#### GIVEN EXERCISE:
Repeat the material below exactly, with no pictures.

#### PROVIDED DATA:
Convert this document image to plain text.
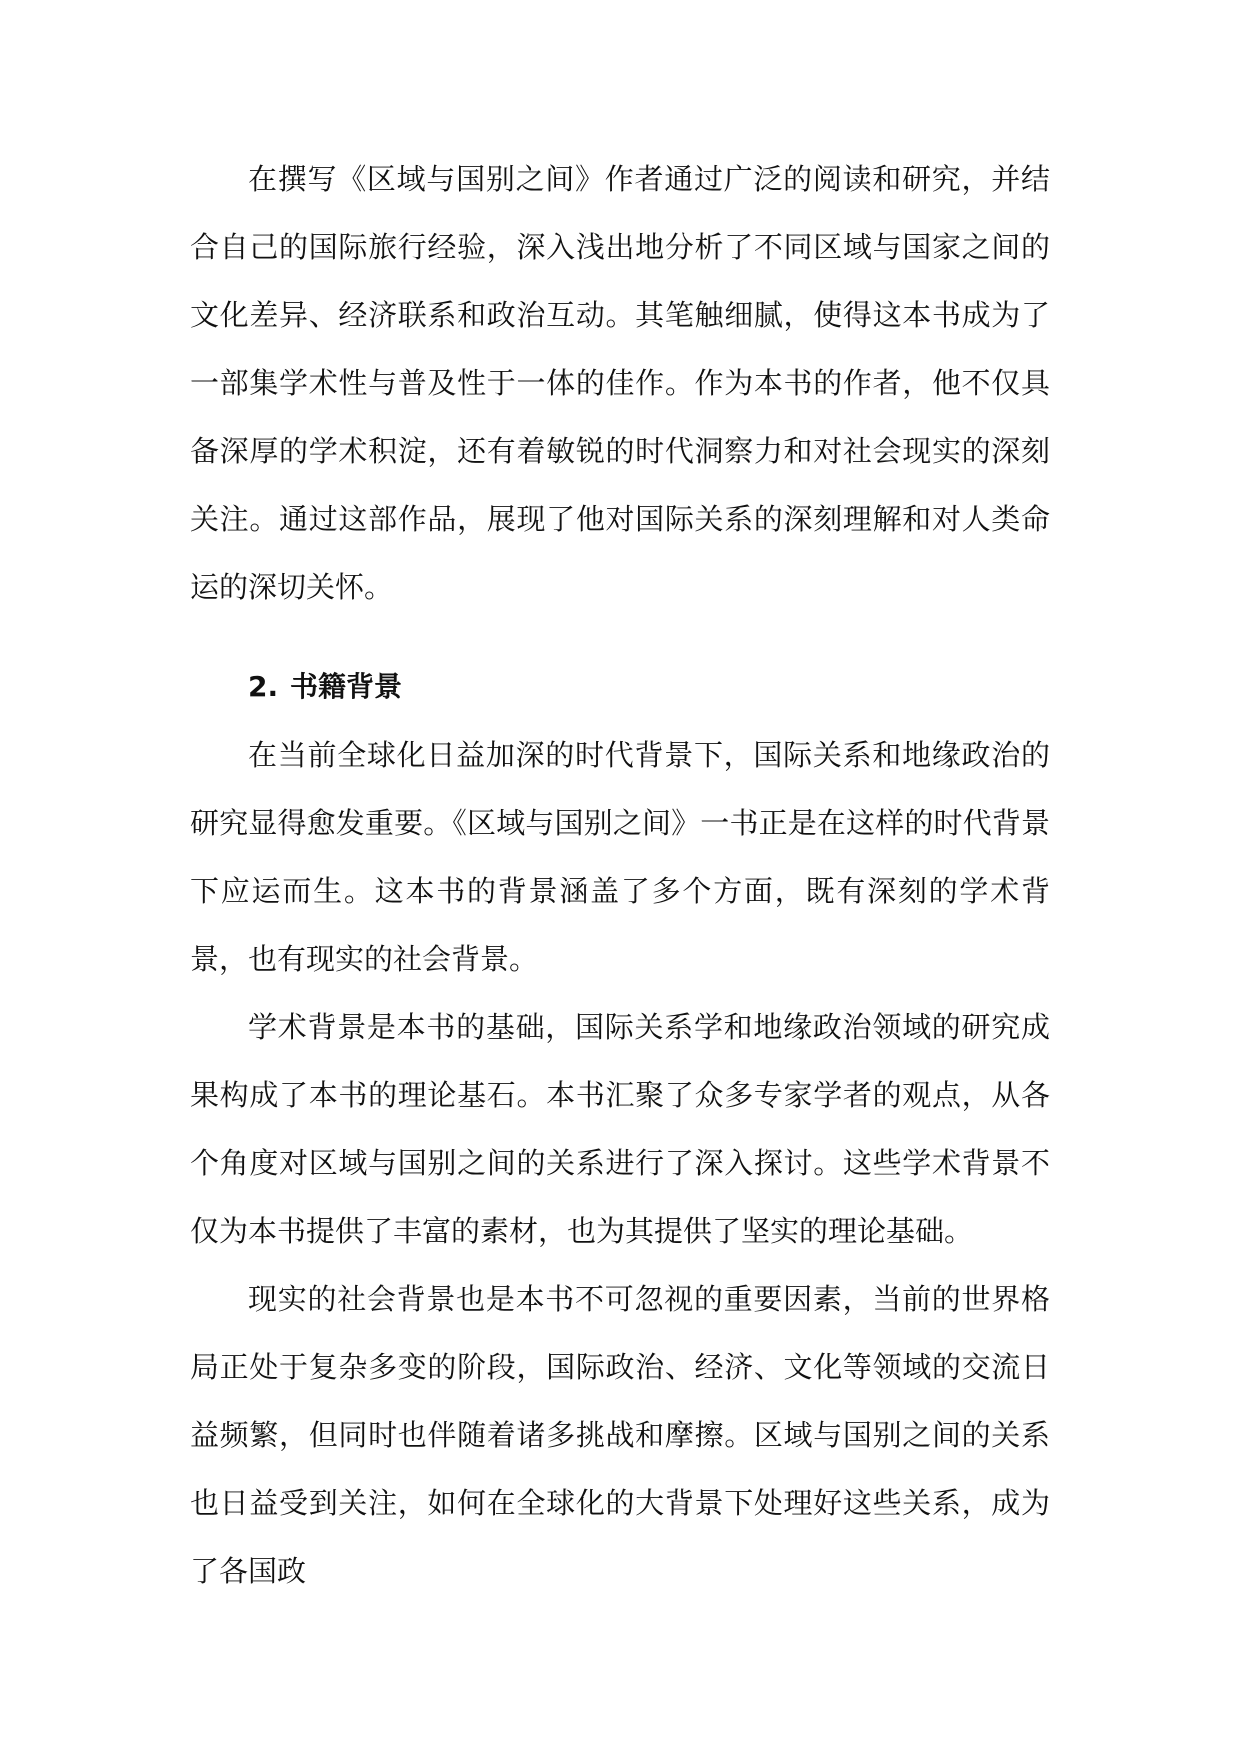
在撰写《区域与国别之间》作者通过广泛的阅读和研究，并结合自己的国际旅行经验，深入浅出地分析了不同区域与国家之间的文化差异、经济联系和政治互动。其笔触细腻，使得这本书成为了一部集学术性与普及性于一体的佳作。作为本书的作者，他不仅具备深厚的学术积淀，还有着敏锐的时代洞察力和对社会现实的深刻关注。通过这部作品，展现了他对国际关系的深刻理解和对人类命运的深切关怀。

2. 书籍背景

在当前全球化日益加深的时代背景下，国际关系和地缘政治的研究显得愈发重要。《区域与国别之间》一书正是在这样的时代背景下应运而生。这本书的背景涵盖了多个方面，既有深刻的学术背景，也有现实的社会背景。

学术背景是本书的基础，国际关系学和地缘政治领域的研究成果构成了本书的理论基石。本书汇聚了众多专家学者的观点，从各个角度对区域与国别之间的关系进行了深入探讨。这些学术背景不仅为本书提供了丰富的素材，也为其提供了坚实的理论基础。

现实的社会背景也是本书不可忽视的重要因素，当前的世界格局正处于复杂多变的阶段，国际政治、经济、文化等领域的交流日益频繁，但同时也伴随着诸多挑战和摩擦。区域与国别之间的关系也日益受到关注，如何在全球化的大背景下处理好这些关系，成为了各国政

#### ANSWER BELOW:
Convert this document image to plain text.
在撰写《区域与国别之间》作者通过广泛的阅读和研究，并结合自己的国际旅行经验，深入浅出地分析了不同区域与国家之间的文化差异、经济联系和政治互动。其笔触细腻，使得这本书成为了一部集学术性与普及性于一体的佳作。作为本书的作者，他不仅具备深厚的学术积淀，还有着敏锐的时代洞察力和对社会现实的深刻关注。通过这部作品，展现了他对国际关系的深刻理解和对人类命运的深切关怀。

2. 书籍背景

在当前全球化日益加深的时代背景下，国际关系和地缘政治的研究显得愈发重要。《区域与国别之间》一书正是在这样的时代背景下应运而生。这本书的背景涵盖了多个方面，既有深刻的学术背景，也有现实的社会背景。

学术背景是本书的基础，国际关系学和地缘政治领域的研究成果构成了本书的理论基石。本书汇聚了众多专家学者的观点，从各个角度对区域与国别之间的关系进行了深入探讨。这些学术背景不仅为本书提供了丰富的素材，也为其提供了坚实的理论基础。

现实的社会背景也是本书不可忽视的重要因素，当前的世界格局正处于复杂多变的阶段，国际政治、经济、文化等领域的交流日益频繁，但同时也伴随着诸多挑战和摩擦。区域与国别之间的关系也日益受到关注，如何在全球化的大背景下处理好这些关系，成为了各国政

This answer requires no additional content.